INSTRUCTIONS FOR THE TASK:
Copy out the entries below in full and exactly.

PROVIDED INFORMATION:

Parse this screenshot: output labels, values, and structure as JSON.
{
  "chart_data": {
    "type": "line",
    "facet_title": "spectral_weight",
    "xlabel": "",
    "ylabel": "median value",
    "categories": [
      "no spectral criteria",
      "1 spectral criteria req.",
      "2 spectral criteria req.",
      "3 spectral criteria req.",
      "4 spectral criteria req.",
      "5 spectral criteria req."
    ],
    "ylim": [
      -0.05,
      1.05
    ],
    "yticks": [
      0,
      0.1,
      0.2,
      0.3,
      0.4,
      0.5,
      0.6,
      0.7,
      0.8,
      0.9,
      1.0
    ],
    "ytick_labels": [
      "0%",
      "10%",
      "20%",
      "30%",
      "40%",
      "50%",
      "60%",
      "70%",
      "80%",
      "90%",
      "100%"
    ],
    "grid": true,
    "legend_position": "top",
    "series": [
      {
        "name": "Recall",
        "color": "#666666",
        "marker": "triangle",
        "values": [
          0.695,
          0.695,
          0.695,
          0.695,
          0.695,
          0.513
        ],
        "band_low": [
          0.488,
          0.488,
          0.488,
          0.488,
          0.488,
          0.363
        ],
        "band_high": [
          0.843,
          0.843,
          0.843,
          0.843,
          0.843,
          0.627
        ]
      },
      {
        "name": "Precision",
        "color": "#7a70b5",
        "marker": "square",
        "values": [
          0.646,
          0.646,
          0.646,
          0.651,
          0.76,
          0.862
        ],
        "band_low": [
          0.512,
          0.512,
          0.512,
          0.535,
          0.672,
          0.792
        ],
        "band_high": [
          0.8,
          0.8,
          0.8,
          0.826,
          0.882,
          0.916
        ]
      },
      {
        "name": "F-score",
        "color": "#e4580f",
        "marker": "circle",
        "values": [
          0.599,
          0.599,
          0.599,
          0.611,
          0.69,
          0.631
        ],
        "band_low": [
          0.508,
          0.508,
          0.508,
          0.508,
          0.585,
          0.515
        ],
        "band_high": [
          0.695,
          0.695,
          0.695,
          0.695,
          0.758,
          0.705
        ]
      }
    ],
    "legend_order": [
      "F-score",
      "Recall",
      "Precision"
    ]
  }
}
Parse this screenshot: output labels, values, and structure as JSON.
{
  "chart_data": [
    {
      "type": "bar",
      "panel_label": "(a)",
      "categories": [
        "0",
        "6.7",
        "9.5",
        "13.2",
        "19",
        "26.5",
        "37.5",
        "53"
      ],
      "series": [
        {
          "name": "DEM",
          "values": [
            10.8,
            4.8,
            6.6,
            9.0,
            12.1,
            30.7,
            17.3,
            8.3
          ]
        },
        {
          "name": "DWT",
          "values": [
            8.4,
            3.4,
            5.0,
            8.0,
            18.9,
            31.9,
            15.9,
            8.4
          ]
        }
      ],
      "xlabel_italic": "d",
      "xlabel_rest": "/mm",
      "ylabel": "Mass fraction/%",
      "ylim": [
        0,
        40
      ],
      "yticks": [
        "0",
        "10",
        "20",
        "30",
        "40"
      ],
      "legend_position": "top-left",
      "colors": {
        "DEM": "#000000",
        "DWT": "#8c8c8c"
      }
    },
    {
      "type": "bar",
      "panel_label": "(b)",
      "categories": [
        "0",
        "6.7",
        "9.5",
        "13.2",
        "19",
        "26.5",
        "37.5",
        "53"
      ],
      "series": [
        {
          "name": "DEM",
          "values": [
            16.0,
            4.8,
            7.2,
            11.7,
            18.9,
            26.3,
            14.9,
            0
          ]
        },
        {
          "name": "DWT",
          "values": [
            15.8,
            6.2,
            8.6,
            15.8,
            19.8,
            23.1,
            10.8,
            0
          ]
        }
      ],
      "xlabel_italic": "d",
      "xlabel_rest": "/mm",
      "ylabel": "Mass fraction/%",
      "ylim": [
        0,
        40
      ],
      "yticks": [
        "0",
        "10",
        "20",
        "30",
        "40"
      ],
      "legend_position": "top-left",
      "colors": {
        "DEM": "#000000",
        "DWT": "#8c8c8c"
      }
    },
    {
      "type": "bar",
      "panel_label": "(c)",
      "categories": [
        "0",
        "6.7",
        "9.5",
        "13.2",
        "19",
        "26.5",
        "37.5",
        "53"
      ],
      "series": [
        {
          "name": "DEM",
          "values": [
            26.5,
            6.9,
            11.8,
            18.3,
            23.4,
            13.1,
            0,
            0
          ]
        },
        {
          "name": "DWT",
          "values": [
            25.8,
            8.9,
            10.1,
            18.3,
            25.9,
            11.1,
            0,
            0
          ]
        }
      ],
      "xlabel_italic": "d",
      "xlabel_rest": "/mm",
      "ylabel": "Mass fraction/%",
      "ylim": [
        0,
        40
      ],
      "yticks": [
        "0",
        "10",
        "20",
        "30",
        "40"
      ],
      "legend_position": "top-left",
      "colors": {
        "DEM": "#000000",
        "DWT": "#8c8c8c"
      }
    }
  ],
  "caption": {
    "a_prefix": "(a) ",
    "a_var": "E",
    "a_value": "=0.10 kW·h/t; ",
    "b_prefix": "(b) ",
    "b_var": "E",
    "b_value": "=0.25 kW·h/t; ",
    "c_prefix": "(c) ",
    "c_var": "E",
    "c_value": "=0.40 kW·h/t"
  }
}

ANSWER TO THIS EXERCISE:
Parse this screenshot: output labels, values, and structure as JSON.
{
  "chart_data": {
    "type": "line",
    "facet_title": "spectral_weight",
    "xlabel": "",
    "ylabel": "median value",
    "categories": [
      "no spectral criteria",
      "1 spectral criteria req.",
      "2 spectral criteria req.",
      "3 spectral criteria req.",
      "4 spectral criteria req.",
      "5 spectral criteria req."
    ],
    "ylim": [
      -0.05,
      1.05
    ],
    "yticks": [
      0,
      0.1,
      0.2,
      0.3,
      0.4,
      0.5,
      0.6,
      0.7,
      0.8,
      0.9,
      1.0
    ],
    "ytick_labels": [
      "0%",
      "10%",
      "20%",
      "30%",
      "40%",
      "50%",
      "60%",
      "70%",
      "80%",
      "90%",
      "100%"
    ],
    "grid": true,
    "legend_position": "top",
    "series": [
      {
        "name": "Recall",
        "color": "#666666",
        "marker": "triangle",
        "values": [
          0.695,
          0.695,
          0.695,
          0.695,
          0.695,
          0.513
        ],
        "band_low": [
          0.488,
          0.488,
          0.488,
          0.488,
          0.488,
          0.363
        ],
        "band_high": [
          0.843,
          0.843,
          0.843,
          0.843,
          0.843,
          0.627
        ]
      },
      {
        "name": "Precision",
        "color": "#7a70b5",
        "marker": "square",
        "values": [
          0.646,
          0.646,
          0.646,
          0.651,
          0.76,
          0.862
        ],
        "band_low": [
          0.512,
          0.512,
          0.512,
          0.535,
          0.672,
          0.792
        ],
        "band_high": [
          0.8,
          0.8,
          0.8,
          0.826,
          0.882,
          0.916
        ]
      },
      {
        "name": "F-score",
        "color": "#e4580f",
        "marker": "circle",
        "values": [
          0.599,
          0.599,
          0.599,
          0.611,
          0.69,
          0.631
        ],
        "band_low": [
          0.508,
          0.508,
          0.508,
          0.508,
          0.585,
          0.515
        ],
        "band_high": [
          0.695,
          0.695,
          0.695,
          0.695,
          0.758,
          0.705
        ]
      }
    ],
    "legend_order": [
      "F-score",
      "Recall",
      "Precision"
    ]
  }
}
Parse this screenshot: output labels, values, and structure as JSON.
{
  "chart_data": [
    {
      "type": "bar",
      "panel_label": "(a)",
      "categories": [
        "0",
        "6.7",
        "9.5",
        "13.2",
        "19",
        "26.5",
        "37.5",
        "53"
      ],
      "series": [
        {
          "name": "DEM",
          "values": [
            10.8,
            4.8,
            6.6,
            9.0,
            12.1,
            30.7,
            17.3,
            8.3
          ]
        },
        {
          "name": "DWT",
          "values": [
            8.4,
            3.4,
            5.0,
            8.0,
            18.9,
            31.9,
            15.9,
            8.4
          ]
        }
      ],
      "xlabel_italic": "d",
      "xlabel_rest": "/mm",
      "ylabel": "Mass fraction/%",
      "ylim": [
        0,
        40
      ],
      "yticks": [
        "0",
        "10",
        "20",
        "30",
        "40"
      ],
      "legend_position": "top-left",
      "colors": {
        "DEM": "#000000",
        "DWT": "#8c8c8c"
      }
    },
    {
      "type": "bar",
      "panel_label": "(b)",
      "categories": [
        "0",
        "6.7",
        "9.5",
        "13.2",
        "19",
        "26.5",
        "37.5",
        "53"
      ],
      "series": [
        {
          "name": "DEM",
          "values": [
            16.0,
            4.8,
            7.2,
            11.7,
            18.9,
            26.3,
            14.9,
            0
          ]
        },
        {
          "name": "DWT",
          "values": [
            15.8,
            6.2,
            8.6,
            15.8,
            19.8,
            23.1,
            10.8,
            0
          ]
        }
      ],
      "xlabel_italic": "d",
      "xlabel_rest": "/mm",
      "ylabel": "Mass fraction/%",
      "ylim": [
        0,
        40
      ],
      "yticks": [
        "0",
        "10",
        "20",
        "30",
        "40"
      ],
      "legend_position": "top-left",
      "colors": {
        "DEM": "#000000",
        "DWT": "#8c8c8c"
      }
    },
    {
      "type": "bar",
      "panel_label": "(c)",
      "categories": [
        "0",
        "6.7",
        "9.5",
        "13.2",
        "19",
        "26.5",
        "37.5",
        "53"
      ],
      "series": [
        {
          "name": "DEM",
          "values": [
            26.5,
            6.9,
            11.8,
            18.3,
            23.4,
            13.1,
            0,
            0
          ]
        },
        {
          "name": "DWT",
          "values": [
            25.8,
            8.9,
            10.1,
            18.3,
            25.9,
            11.1,
            0,
            0
          ]
        }
      ],
      "xlabel_italic": "d",
      "xlabel_rest": "/mm",
      "ylabel": "Mass fraction/%",
      "ylim": [
        0,
        40
      ],
      "yticks": [
        "0",
        "10",
        "20",
        "30",
        "40"
      ],
      "legend_position": "top-left",
      "colors": {
        "DEM": "#000000",
        "DWT": "#8c8c8c"
      }
    }
  ],
  "caption": {
    "a_prefix": "(a) ",
    "a_var": "E",
    "a_value": "=0.10 kW·h/t; ",
    "b_prefix": "(b) ",
    "b_var": "E",
    "b_value": "=0.25 kW·h/t; ",
    "c_prefix": "(c) ",
    "c_var": "E",
    "c_value": "=0.40 kW·h/t"
  }
}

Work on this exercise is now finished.